DESCRIPTION OF THE TASK -
Report only how many lines of the entries below contain the string "image".

Lines of data -
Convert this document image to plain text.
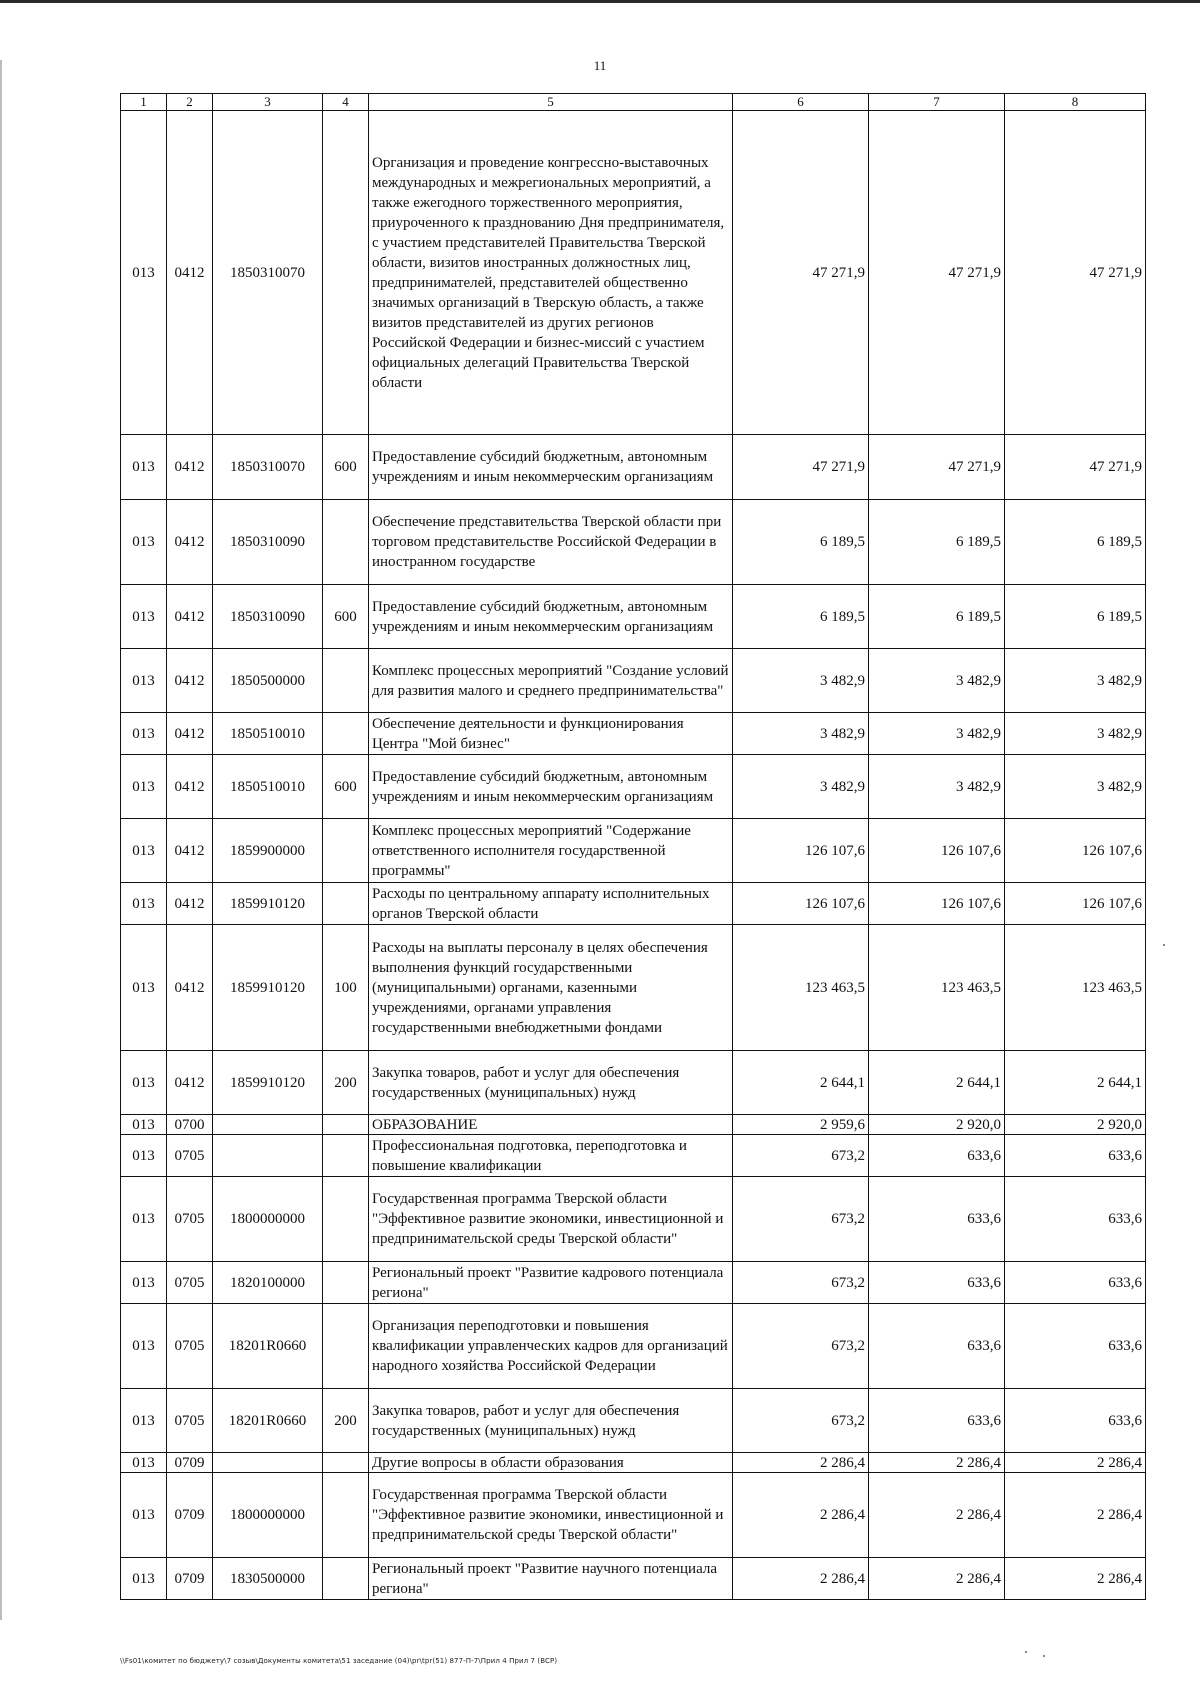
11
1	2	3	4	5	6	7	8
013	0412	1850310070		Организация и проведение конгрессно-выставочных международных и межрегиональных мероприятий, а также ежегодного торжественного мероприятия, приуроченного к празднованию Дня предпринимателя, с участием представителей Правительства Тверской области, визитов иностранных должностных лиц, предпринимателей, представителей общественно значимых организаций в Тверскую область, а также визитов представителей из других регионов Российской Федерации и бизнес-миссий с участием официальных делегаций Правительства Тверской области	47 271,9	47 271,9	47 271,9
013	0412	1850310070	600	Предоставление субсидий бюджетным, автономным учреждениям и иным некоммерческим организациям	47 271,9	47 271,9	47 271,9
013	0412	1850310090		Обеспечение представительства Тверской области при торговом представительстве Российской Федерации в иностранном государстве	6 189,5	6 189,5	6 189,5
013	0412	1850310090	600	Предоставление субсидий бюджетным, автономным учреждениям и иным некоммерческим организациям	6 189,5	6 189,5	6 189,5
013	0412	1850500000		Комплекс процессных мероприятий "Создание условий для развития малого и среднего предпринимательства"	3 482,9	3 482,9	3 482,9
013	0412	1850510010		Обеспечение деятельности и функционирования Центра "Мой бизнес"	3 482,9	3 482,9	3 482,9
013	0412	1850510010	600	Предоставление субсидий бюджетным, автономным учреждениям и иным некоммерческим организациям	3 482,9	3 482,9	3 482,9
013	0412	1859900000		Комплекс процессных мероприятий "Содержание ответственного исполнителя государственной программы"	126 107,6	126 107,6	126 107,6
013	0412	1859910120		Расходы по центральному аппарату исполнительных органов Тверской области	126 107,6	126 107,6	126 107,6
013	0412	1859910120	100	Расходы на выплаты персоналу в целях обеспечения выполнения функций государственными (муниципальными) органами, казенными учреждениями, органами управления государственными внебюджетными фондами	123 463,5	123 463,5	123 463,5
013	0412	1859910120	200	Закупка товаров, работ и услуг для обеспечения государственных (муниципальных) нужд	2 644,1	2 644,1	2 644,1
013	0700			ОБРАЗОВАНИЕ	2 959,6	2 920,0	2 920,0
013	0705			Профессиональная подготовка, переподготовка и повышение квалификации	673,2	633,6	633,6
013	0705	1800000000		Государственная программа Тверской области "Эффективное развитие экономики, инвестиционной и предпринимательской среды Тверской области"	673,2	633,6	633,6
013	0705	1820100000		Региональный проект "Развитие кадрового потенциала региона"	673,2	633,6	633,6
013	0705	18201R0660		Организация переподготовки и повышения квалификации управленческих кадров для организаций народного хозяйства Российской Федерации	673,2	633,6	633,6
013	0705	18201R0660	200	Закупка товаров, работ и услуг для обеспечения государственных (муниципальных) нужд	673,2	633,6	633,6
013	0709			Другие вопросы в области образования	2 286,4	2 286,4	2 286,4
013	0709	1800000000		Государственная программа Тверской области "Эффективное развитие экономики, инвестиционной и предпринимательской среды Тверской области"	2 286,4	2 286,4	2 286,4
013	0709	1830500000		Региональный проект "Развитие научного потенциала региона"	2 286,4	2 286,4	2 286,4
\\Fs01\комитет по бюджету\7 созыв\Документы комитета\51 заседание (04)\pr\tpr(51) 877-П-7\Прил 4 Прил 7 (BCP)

...

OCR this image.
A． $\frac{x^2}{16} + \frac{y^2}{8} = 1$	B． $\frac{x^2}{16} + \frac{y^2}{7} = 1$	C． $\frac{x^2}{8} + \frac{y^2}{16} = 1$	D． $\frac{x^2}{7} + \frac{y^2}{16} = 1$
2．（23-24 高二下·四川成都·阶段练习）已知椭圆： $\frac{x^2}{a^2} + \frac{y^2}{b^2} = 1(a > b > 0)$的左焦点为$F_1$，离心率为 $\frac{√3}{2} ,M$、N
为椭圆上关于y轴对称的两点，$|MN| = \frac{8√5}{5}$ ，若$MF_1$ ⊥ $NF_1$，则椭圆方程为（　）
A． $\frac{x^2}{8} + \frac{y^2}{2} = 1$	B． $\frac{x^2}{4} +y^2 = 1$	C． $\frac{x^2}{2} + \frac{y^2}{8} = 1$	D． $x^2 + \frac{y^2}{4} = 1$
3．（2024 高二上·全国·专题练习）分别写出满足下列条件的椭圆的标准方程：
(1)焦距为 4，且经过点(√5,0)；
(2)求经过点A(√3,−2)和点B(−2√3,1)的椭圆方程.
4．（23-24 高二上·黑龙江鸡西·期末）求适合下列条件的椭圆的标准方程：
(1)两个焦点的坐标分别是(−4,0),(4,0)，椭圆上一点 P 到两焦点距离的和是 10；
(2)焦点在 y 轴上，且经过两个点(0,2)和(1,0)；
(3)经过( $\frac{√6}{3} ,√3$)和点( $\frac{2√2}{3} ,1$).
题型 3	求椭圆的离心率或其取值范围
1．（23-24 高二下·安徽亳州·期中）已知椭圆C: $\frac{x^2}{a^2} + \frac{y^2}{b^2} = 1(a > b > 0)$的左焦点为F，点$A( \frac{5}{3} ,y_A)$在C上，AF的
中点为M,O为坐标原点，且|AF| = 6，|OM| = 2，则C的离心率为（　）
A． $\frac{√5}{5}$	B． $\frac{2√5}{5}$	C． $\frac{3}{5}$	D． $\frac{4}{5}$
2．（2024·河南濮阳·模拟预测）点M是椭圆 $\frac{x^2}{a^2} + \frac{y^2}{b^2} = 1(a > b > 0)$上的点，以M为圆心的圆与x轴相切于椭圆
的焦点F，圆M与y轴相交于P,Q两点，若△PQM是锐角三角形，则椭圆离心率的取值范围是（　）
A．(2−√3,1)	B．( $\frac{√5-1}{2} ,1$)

RESULT -
2